**Input for this task**
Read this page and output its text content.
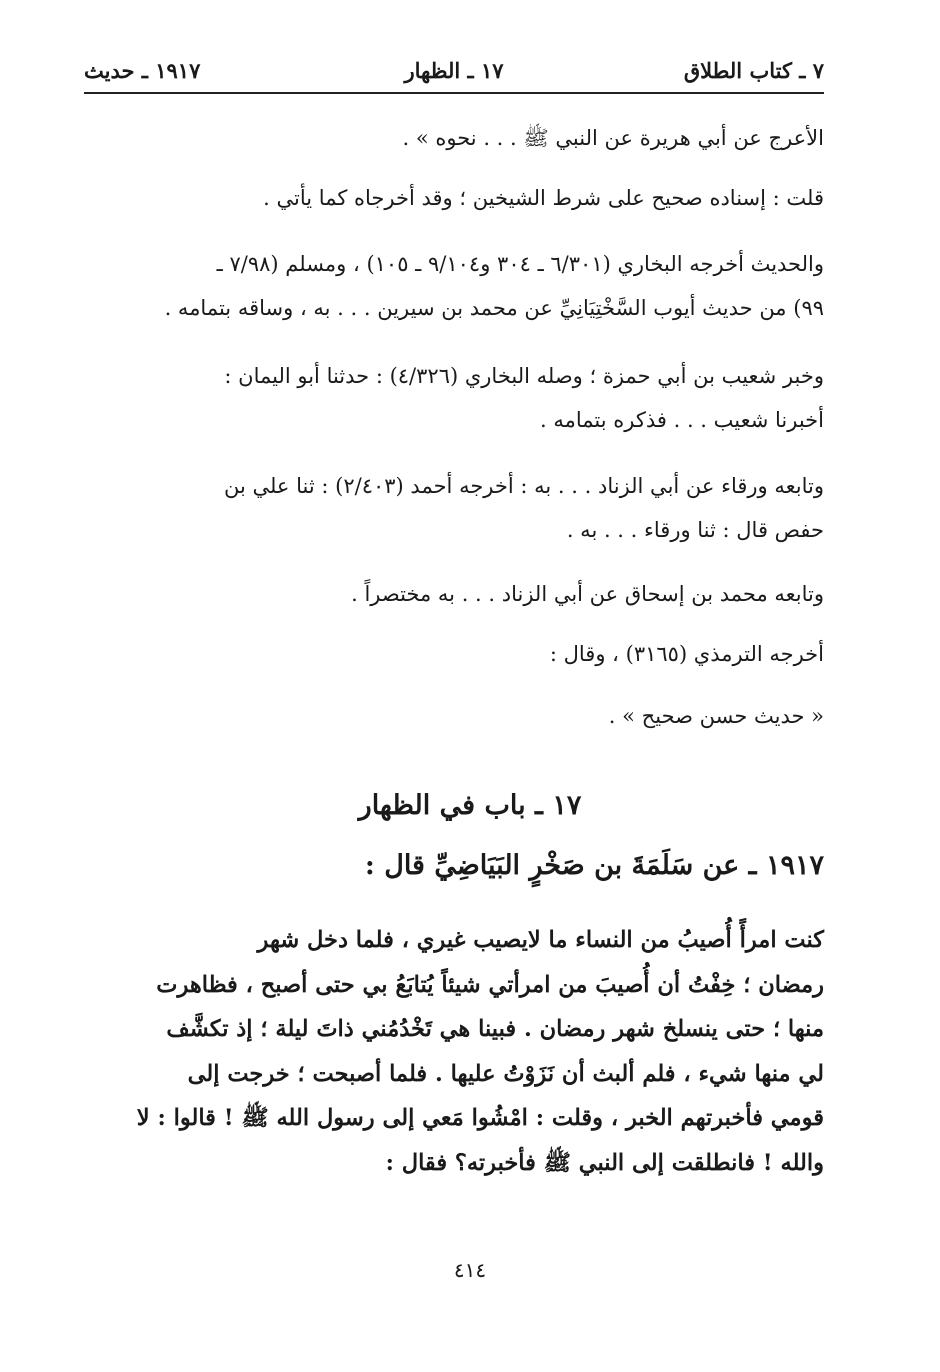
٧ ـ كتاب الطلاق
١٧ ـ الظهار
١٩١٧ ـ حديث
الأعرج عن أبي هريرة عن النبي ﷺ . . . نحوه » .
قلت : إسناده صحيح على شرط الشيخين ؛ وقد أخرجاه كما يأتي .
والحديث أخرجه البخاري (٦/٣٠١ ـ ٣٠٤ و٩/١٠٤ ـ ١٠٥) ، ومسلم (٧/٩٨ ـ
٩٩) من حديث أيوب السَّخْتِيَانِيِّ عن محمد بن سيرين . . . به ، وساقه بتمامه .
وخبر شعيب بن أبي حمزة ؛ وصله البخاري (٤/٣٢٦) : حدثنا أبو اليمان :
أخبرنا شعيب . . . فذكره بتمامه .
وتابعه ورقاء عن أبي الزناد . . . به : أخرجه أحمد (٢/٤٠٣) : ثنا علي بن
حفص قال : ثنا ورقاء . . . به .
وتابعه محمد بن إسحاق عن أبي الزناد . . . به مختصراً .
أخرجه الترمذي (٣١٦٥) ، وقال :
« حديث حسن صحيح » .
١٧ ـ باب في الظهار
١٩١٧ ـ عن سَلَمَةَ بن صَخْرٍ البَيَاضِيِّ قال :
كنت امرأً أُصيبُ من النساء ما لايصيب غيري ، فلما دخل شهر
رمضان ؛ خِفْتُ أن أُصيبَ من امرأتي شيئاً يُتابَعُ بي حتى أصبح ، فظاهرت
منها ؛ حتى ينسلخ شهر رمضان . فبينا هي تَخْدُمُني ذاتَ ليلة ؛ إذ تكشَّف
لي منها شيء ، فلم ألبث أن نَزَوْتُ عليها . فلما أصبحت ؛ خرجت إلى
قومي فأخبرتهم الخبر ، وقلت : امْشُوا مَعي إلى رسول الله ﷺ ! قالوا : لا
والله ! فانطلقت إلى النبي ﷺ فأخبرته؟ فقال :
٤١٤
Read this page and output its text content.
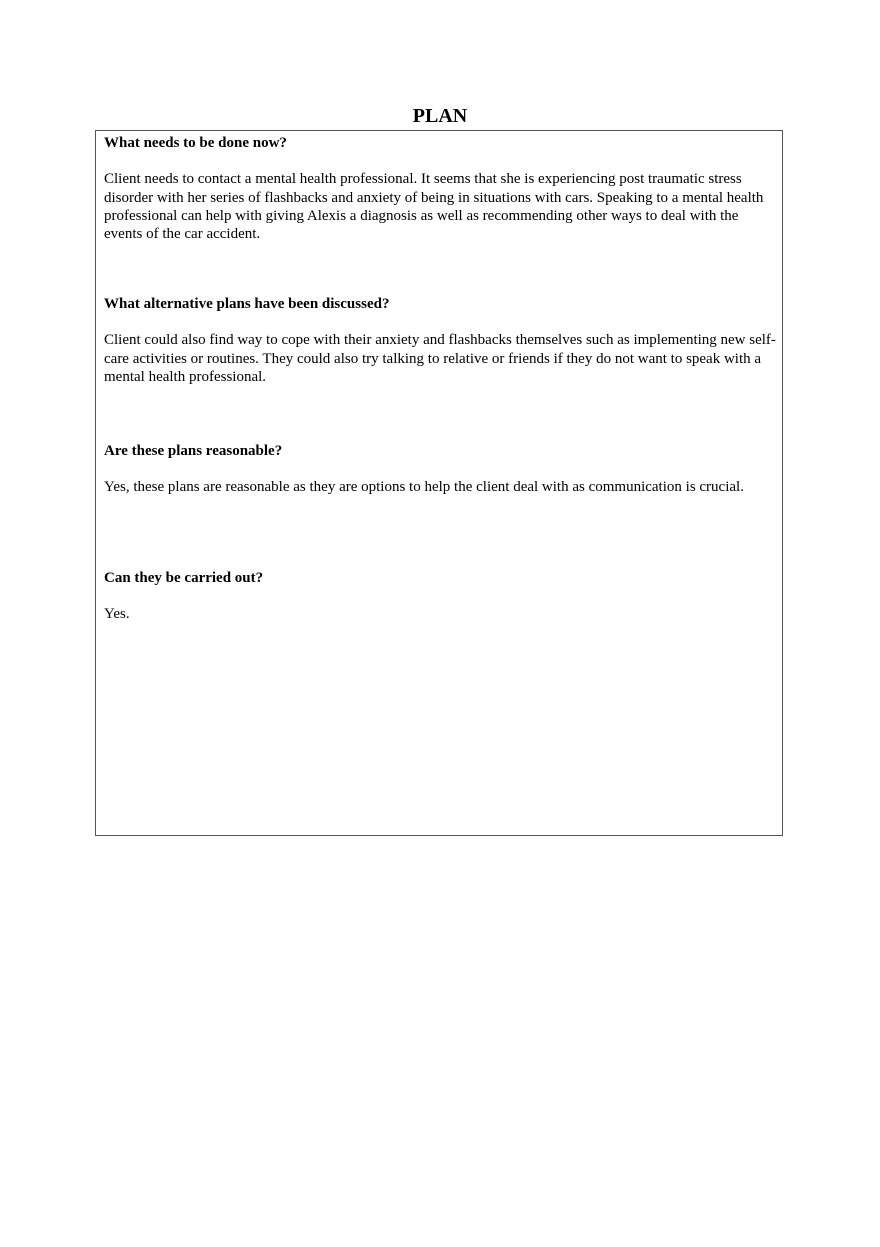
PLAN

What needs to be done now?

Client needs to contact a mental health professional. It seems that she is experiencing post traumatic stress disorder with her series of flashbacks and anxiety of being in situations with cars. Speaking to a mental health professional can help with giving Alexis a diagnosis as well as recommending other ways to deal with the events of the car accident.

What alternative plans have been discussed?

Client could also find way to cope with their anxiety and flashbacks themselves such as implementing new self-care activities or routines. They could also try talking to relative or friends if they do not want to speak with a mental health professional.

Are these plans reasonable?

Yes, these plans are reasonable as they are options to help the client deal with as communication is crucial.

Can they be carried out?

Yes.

**Objective**
Omit the pictures and reproduce the listing exactly.

**Solution for this problem**
Read this page and output its text content.
٧ ـ كتاب الطلاق
١٧ ـ الظهار
١٩١٧ ـ حديث
الأعرج عن أبي هريرة عن النبي ﷺ . . . نحوه » .
قلت : إسناده صحيح على شرط الشيخين ؛ وقد أخرجاه كما يأتي .
والحديث أخرجه البخاري (٦/٣٠١ ـ ٣٠٤ و٩/١٠٤ ـ ١٠٥) ، ومسلم (٧/٩٨ ـ
٩٩) من حديث أيوب السَّخْتِيَانِيِّ عن محمد بن سيرين . . . به ، وساقه بتمامه .
وخبر شعيب بن أبي حمزة ؛ وصله البخاري (٤/٣٢٦) : حدثنا أبو اليمان :
أخبرنا شعيب . . . فذكره بتمامه .
وتابعه ورقاء عن أبي الزناد . . . به : أخرجه أحمد (٢/٤٠٣) : ثنا علي بن
حفص قال : ثنا ورقاء . . . به .
وتابعه محمد بن إسحاق عن أبي الزناد . . . به مختصراً .
أخرجه الترمذي (٣١٦٥) ، وقال :
« حديث حسن صحيح » .
١٧ ـ باب في الظهار
١٩١٧ ـ عن سَلَمَةَ بن صَخْرٍ البَيَاضِيِّ قال :
كنت امرأً أُصيبُ من النساء ما لايصيب غيري ، فلما دخل شهر
رمضان ؛ خِفْتُ أن أُصيبَ من امرأتي شيئاً يُتابَعُ بي حتى أصبح ، فظاهرت
منها ؛ حتى ينسلخ شهر رمضان . فبينا هي تَخْدُمُني ذاتَ ليلة ؛ إذ تكشَّف
لي منها شيء ، فلم ألبث أن نَزَوْتُ عليها . فلما أصبحت ؛ خرجت إلى
قومي فأخبرتهم الخبر ، وقلت : امْشُوا مَعي إلى رسول الله ﷺ ! قالوا : لا
والله ! فانطلقت إلى النبي ﷺ فأخبرته؟ فقال :
٤١٤
Read this page and output its text content.
PLAN

What needs to be done now?

Client needs to contact a mental health professional. It seems that she is experiencing post traumatic stress disorder with her series of flashbacks and anxiety of being in situations with cars. Speaking to a mental health professional can help with giving Alexis a diagnosis as well as recommending other ways to deal with the events of the car accident.

What alternative plans have been discussed?

Client could also find way to cope with their anxiety and flashbacks themselves such as implementing new self-care activities or routines. They could also try talking to relative or friends if they do not want to speak with a mental health professional.

Are these plans reasonable?

Yes, these plans are reasonable as they are options to help the client deal with as communication is crucial.

Can they be carried out?

Yes.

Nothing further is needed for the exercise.